=== RECORDS FOR THE EXERCISE ===
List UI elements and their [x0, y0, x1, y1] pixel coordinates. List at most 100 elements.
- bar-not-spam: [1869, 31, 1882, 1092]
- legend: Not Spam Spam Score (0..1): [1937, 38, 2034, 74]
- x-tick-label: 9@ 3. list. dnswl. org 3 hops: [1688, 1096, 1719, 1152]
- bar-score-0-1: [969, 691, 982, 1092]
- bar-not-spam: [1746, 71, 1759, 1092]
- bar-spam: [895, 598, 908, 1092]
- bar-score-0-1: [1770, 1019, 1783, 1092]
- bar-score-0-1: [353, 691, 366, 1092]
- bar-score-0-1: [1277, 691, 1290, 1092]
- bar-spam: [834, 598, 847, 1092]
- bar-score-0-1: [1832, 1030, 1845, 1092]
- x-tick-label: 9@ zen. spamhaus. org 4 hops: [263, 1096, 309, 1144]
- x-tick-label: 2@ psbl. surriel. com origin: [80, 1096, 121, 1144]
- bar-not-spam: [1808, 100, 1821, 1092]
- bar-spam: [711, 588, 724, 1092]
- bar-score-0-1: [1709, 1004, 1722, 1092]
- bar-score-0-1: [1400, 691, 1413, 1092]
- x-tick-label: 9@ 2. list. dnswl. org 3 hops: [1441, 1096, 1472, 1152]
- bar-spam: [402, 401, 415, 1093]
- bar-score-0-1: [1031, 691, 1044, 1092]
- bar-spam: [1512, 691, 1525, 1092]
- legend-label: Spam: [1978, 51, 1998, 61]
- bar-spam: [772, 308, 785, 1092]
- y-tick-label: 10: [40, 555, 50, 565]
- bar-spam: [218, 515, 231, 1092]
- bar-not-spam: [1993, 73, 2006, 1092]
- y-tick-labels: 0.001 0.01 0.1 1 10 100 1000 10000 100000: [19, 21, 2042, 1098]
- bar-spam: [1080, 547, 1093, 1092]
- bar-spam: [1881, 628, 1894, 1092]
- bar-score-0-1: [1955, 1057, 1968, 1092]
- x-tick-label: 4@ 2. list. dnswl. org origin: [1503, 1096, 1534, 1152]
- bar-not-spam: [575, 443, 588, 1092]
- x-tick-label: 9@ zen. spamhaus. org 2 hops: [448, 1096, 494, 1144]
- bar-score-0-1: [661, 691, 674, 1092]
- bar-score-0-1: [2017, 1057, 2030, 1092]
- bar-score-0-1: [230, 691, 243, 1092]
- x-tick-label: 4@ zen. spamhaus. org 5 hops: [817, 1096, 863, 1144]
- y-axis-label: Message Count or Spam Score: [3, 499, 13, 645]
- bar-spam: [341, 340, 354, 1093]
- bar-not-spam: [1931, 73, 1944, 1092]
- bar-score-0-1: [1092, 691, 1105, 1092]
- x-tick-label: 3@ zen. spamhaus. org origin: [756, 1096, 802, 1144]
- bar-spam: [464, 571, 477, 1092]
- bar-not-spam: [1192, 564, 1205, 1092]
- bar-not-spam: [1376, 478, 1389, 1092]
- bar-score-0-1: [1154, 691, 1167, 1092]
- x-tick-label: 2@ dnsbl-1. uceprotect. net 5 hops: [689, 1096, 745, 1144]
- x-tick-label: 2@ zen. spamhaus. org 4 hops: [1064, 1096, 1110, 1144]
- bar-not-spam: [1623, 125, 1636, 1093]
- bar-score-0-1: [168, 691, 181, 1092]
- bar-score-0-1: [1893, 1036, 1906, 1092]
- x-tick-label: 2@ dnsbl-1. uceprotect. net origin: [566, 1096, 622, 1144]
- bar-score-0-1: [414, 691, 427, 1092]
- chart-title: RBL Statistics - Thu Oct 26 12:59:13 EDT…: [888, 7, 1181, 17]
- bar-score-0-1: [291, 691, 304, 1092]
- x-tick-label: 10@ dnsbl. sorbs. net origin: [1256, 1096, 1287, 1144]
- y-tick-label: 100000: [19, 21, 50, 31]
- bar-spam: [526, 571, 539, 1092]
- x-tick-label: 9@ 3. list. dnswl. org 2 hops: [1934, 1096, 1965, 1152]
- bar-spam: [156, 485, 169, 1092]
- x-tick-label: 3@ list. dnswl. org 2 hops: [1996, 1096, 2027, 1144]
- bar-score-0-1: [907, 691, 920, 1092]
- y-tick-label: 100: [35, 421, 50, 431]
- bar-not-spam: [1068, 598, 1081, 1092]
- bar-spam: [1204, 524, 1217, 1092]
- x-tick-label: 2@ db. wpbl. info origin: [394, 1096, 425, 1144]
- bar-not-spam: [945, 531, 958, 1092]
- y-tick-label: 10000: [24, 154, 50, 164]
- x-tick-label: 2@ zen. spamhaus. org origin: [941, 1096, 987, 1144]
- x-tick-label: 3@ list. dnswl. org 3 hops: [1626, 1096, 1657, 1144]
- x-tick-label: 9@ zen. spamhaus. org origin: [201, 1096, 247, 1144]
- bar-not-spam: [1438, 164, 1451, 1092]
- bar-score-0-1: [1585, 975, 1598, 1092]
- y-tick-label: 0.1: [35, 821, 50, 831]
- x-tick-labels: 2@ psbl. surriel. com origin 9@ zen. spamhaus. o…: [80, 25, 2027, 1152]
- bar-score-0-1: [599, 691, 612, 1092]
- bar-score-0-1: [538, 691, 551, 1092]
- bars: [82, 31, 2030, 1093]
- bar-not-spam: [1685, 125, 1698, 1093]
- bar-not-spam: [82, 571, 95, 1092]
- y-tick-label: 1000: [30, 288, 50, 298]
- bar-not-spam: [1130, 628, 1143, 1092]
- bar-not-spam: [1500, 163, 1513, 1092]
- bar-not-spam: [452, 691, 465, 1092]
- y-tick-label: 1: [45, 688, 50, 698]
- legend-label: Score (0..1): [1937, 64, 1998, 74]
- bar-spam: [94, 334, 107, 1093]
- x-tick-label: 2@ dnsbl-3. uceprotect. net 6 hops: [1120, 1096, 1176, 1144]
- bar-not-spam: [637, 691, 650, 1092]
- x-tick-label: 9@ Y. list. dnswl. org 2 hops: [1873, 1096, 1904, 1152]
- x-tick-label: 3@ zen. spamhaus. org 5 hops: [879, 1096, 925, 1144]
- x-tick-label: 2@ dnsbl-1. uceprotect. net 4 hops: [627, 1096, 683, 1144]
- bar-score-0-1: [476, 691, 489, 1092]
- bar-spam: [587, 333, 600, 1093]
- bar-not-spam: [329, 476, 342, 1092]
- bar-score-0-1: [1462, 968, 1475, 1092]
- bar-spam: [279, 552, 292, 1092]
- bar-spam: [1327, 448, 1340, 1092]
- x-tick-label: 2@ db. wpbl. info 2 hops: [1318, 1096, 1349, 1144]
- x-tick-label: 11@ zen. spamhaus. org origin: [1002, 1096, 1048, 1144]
===
*WRITTEN PROBLEM*
Turn every line of the listing above into a JSON list of strings, with one string per line and blank lines omitted.

*TASK SOLUTION*
[
  "List UI elements and their [x0, y0, x1, y1] pixel coordinates. List at most 100 elements.",
  "- bar-not-spam: [1869, 31, 1882, 1092]",
  "- legend: Not Spam Spam Score (0..1): [1937, 38, 2034, 74]",
  "- x-tick-label: 9@ 3. list. dnswl. org 3 hops: [1688, 1096, 1719, 1152]",
  "- bar-score-0-1: [969, 691, 982, 1092]",
  "- bar-not-spam: [1746, 71, 1759, 1092]",
  "- bar-spam: [895, 598, 908, 1092]",
  "- bar-score-0-1: [1770, 1019, 1783, 1092]",
  "- bar-score-0-1: [353, 691, 366, 1092]",
  "- bar-score-0-1: [1277, 691, 1290, 1092]",
  "- bar-spam: [834, 598, 847, 1092]",
  "- bar-score-0-1: [1832, 1030, 1845, 1092]",
  "- x-tick-label: 9@ zen. spamhaus. org 4 hops: [263, 1096, 309, 1144]",
  "- x-tick-label: 2@ psbl. surriel. com origin: [80, 1096, 121, 1144]",
  "- bar-not-spam: [1808, 100, 1821, 1092]",
  "- bar-spam: [711, 588, 724, 1092]",
  "- bar-score-0-1: [1709, 1004, 1722, 1092]",
  "- bar-score-0-1: [1400, 691, 1413, 1092]",
  "- x-tick-label: 9@ 2. list. dnswl. org 3 hops: [1441, 1096, 1472, 1152]",
  "- bar-spam: [402, 401, 415, 1093]",
  "- bar-score-0-1: [1031, 691, 1044, 1092]",
  "- bar-spam: [1512, 691, 1525, 1092]",
  "- legend-label: Spam: [1978, 51, 1998, 61]",
  "- bar-spam: [772, 308, 785, 1092]",
  "- y-tick-label: 10: [40, 555, 50, 565]",
  "- bar-spam: [218, 515, 231, 1092]",
  "- bar-not-spam: [1993, 73, 2006, 1092]",
  "- y-tick-labels: 0.001 0.01 0.1 1 10 100 1000 10000 100000: [19, 21, 2042, 1098]",
  "- bar-spam: [1080, 547, 1093, 1092]",
  "- bar-spam: [1881, 628, 1894, 1092]",
  "- bar-score-0-1: [1955, 1057, 1968, 1092]",
  "- x-tick-label: 4@ 2. list. dnswl. org origin: [1503, 1096, 1534, 1152]",
  "- bar-not-spam: [575, 443, 588, 1092]",
  "- x-tick-label: 9@ zen. spamhaus. org 2 hops: [448, 1096, 494, 1144]",
  "- bar-score-0-1: [661, 691, 674, 1092]",
  "- bar-score-0-1: [2017, 1057, 2030, 1092]",
  "- bar-score-0-1: [230, 691, 243, 1092]",
  "- x-tick-label: 4@ zen. spamhaus. org 5 hops: [817, 1096, 863, 1144]",
  "- y-axis-label: Message Count or Spam Score: [3, 499, 13, 645]",
  "- bar-spam: [341, 340, 354, 1093]",
  "- bar-not-spam: [1931, 73, 1944, 1092]",
  "- bar-score-0-1: [1092, 691, 1105, 1092]",
  "- x-tick-label: 3@ zen. spamhaus. org origin: [756, 1096, 802, 1144]",
  "- bar-spam: [464, 571, 477, 1092]",
  "- bar-not-spam: [1192, 564, 1205, 1092]",
  "- bar-not-spam: [1376, 478, 1389, 1092]",
  "- bar-score-0-1: [1154, 691, 1167, 1092]",
  "- x-tick-label: 2@ dnsbl-1. uceprotect. net 5 hops: [689, 1096, 745, 1144]",
  "- x-tick-label: 2@ zen. spamhaus. org 4 hops: [1064, 1096, 1110, 1144]",
  "- bar-not-spam: [1623, 125, 1636, 1093]",
  "- bar-score-0-1: [168, 691, 181, 1092]",
  "- bar-score-0-1: [1893, 1036, 1906, 1092]",
  "- x-tick-label: 2@ dnsbl-1. uceprotect. net origin: [566, 1096, 622, 1144]",
  "- bar-score-0-1: [414, 691, 427, 1092]",
  "- chart-title: RBL Statistics - Thu Oct 26 12:59:13 EDT…: [888, 7, 1181, 17]",
  "- bar-score-0-1: [291, 691, 304, 1092]",
  "- x-tick-label: 10@ dnsbl. sorbs. net origin: [1256, 1096, 1287, 1144]",
  "- y-tick-label: 100000: [19, 21, 50, 31]",
  "- bar-spam: [526, 571, 539, 1092]",
  "- x-tick-label: 9@ 3. list. dnswl. org 2 hops: [1934, 1096, 1965, 1152]",
  "- bar-spam: [156, 485, 169, 1092]",
  "- x-tick-label: 3@ list. dnswl. org 2 hops: [1996, 1096, 2027, 1144]",
  "- bar-score-0-1: [907, 691, 920, 1092]",
  "- y-tick-label: 100: [35, 421, 50, 431]",
  "- bar-not-spam: [1068, 598, 1081, 1092]",
  "- bar-spam: [1204, 524, 1217, 1092]",
  "- x-tick-label: 2@ db. wpbl. info origin: [394, 1096, 425, 1144]",
  "- bar-not-spam: [945, 531, 958, 1092]",
  "- y-tick-label: 10000: [24, 154, 50, 164]",
  "- x-tick-label: 2@ zen. spamhaus. org origin: [941, 1096, 987, 1144]",
  "- x-tick-label: 3@ list. dnswl. org 3 hops: [1626, 1096, 1657, 1144]",
  "- x-tick-label: 9@ zen. spamhaus. org origin: [201, 1096, 247, 1144]",
  "- bar-not-spam: [1438, 164, 1451, 1092]",
  "- bar-score-0-1: [1585, 975, 1598, 1092]",
  "- y-tick-label: 0.1: [35, 821, 50, 831]",
  "- x-tick-labels: 2@ psbl. surriel. com origin 9@ zen. spamhaus. o…: [80, 25, 2027, 1152]",
  "- bar-score-0-1: [599, 691, 612, 1092]",
  "- bar-score-0-1: [538, 691, 551, 1092]",
  "- bars: [82, 31, 2030, 1093]",
  "- bar-not-spam: [1685, 125, 1698, 1093]",
  "- bar-not-spam: [82, 571, 95, 1092]",
  "- y-tick-label: 1000: [30, 288, 50, 298]",
  "- bar-not-spam: [1130, 628, 1143, 1092]",
  "- bar-not-spam: [1500, 163, 1513, 1092]",
  "- bar-not-spam: [452, 691, 465, 1092]",
  "- y-tick-label: 1: [45, 688, 50, 698]",
  "- legend-label: Score (0..1): [1937, 64, 1998, 74]",
  "- bar-spam: [94, 334, 107, 1093]",
  "- x-tick-label: 2@ dnsbl-3. uceprotect. net 6 hops: [1120, 1096, 1176, 1144]",
  "- bar-not-spam: [637, 691, 650, 1092]",
  "- x-tick-label: 9@ Y. list. dnswl. org 2 hops: [1873, 1096, 1904, 1152]",
  "- x-tick-label: 3@ zen. spamhaus. org 5 hops: [879, 1096, 925, 1144]",
  "- x-tick-label: 2@ dnsbl-1. uceprotect. net 4 hops: [627, 1096, 683, 1144]",
  "- bar-score-0-1: [476, 691, 489, 1092]",
  "- bar-spam: [587, 333, 600, 1093]",
  "- bar-not-spam: [329, 476, 342, 1092]",
  "- bar-score-0-1: [1462, 968, 1475, 1092]",
  "- bar-spam: [279, 552, 292, 1092]",
  "- bar-spam: [1327, 448, 1340, 1092]",
  "- x-tick-label: 2@ db. wpbl. info 2 hops: [1318, 1096, 1349, 1144]",
  "- x-tick-label: 11@ zen. spamhaus. org origin: [1002, 1096, 1048, 1144]"
]